>> Begin Supplied material
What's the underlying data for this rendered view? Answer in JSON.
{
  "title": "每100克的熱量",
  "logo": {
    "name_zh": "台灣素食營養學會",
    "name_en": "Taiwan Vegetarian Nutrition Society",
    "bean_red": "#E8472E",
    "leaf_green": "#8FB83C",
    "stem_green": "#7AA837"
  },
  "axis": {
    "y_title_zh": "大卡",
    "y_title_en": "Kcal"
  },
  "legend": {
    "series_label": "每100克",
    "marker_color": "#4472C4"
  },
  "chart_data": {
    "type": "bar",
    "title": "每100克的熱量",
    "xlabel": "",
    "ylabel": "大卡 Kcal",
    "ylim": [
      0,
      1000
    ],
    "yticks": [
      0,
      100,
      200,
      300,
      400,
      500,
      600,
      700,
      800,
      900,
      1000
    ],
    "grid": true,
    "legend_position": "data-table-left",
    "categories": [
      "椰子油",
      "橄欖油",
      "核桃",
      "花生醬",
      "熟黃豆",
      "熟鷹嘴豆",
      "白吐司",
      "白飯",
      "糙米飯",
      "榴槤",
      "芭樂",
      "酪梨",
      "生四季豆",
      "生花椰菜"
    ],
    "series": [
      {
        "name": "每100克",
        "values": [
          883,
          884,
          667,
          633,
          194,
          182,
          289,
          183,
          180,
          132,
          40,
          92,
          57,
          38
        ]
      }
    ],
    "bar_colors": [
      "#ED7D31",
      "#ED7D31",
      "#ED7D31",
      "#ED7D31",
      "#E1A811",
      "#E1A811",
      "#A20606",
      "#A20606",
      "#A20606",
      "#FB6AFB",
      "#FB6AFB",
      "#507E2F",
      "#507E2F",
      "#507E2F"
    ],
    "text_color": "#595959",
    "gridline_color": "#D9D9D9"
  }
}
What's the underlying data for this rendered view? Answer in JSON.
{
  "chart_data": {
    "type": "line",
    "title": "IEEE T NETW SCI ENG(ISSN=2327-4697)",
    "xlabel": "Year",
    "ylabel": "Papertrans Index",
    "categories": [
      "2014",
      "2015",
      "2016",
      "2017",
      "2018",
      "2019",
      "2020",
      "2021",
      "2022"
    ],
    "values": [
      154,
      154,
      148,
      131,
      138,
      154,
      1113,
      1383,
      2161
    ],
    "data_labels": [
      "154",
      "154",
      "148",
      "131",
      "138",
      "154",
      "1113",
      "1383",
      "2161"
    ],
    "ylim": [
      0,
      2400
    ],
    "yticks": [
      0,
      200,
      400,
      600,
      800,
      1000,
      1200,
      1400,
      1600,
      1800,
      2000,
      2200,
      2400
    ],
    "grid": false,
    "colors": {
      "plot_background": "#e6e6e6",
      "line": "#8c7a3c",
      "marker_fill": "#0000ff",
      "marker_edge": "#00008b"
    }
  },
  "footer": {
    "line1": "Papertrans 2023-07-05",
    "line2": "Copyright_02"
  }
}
>> End Supplied material
The whole listing above needs to be written out again exactly.

What's the underlying data for this rendered view? Answer in JSON.
{
  "title": "每100克的熱量",
  "logo": {
    "name_zh": "台灣素食營養學會",
    "name_en": "Taiwan Vegetarian Nutrition Society",
    "bean_red": "#E8472E",
    "leaf_green": "#8FB83C",
    "stem_green": "#7AA837"
  },
  "axis": {
    "y_title_zh": "大卡",
    "y_title_en": "Kcal"
  },
  "legend": {
    "series_label": "每100克",
    "marker_color": "#4472C4"
  },
  "chart_data": {
    "type": "bar",
    "title": "每100克的熱量",
    "xlabel": "",
    "ylabel": "大卡 Kcal",
    "ylim": [
      0,
      1000
    ],
    "yticks": [
      0,
      100,
      200,
      300,
      400,
      500,
      600,
      700,
      800,
      900,
      1000
    ],
    "grid": true,
    "legend_position": "data-table-left",
    "categories": [
      "椰子油",
      "橄欖油",
      "核桃",
      "花生醬",
      "熟黃豆",
      "熟鷹嘴豆",
      "白吐司",
      "白飯",
      "糙米飯",
      "榴槤",
      "芭樂",
      "酪梨",
      "生四季豆",
      "生花椰菜"
    ],
    "series": [
      {
        "name": "每100克",
        "values": [
          883,
          884,
          667,
          633,
          194,
          182,
          289,
          183,
          180,
          132,
          40,
          92,
          57,
          38
        ]
      }
    ],
    "bar_colors": [
      "#ED7D31",
      "#ED7D31",
      "#ED7D31",
      "#ED7D31",
      "#E1A811",
      "#E1A811",
      "#A20606",
      "#A20606",
      "#A20606",
      "#FB6AFB",
      "#FB6AFB",
      "#507E2F",
      "#507E2F",
      "#507E2F"
    ],
    "text_color": "#595959",
    "gridline_color": "#D9D9D9"
  }
}
What's the underlying data for this rendered view? Answer in JSON.
{
  "chart_data": {
    "type": "line",
    "title": "IEEE T NETW SCI ENG(ISSN=2327-4697)",
    "xlabel": "Year",
    "ylabel": "Papertrans Index",
    "categories": [
      "2014",
      "2015",
      "2016",
      "2017",
      "2018",
      "2019",
      "2020",
      "2021",
      "2022"
    ],
    "values": [
      154,
      154,
      148,
      131,
      138,
      154,
      1113,
      1383,
      2161
    ],
    "data_labels": [
      "154",
      "154",
      "148",
      "131",
      "138",
      "154",
      "1113",
      "1383",
      "2161"
    ],
    "ylim": [
      0,
      2400
    ],
    "yticks": [
      0,
      200,
      400,
      600,
      800,
      1000,
      1200,
      1400,
      1600,
      1800,
      2000,
      2200,
      2400
    ],
    "grid": false,
    "colors": {
      "plot_background": "#e6e6e6",
      "line": "#8c7a3c",
      "marker_fill": "#0000ff",
      "marker_edge": "#00008b"
    }
  },
  "footer": {
    "line1": "Papertrans 2023-07-05",
    "line2": "Copyright_02"
  }
}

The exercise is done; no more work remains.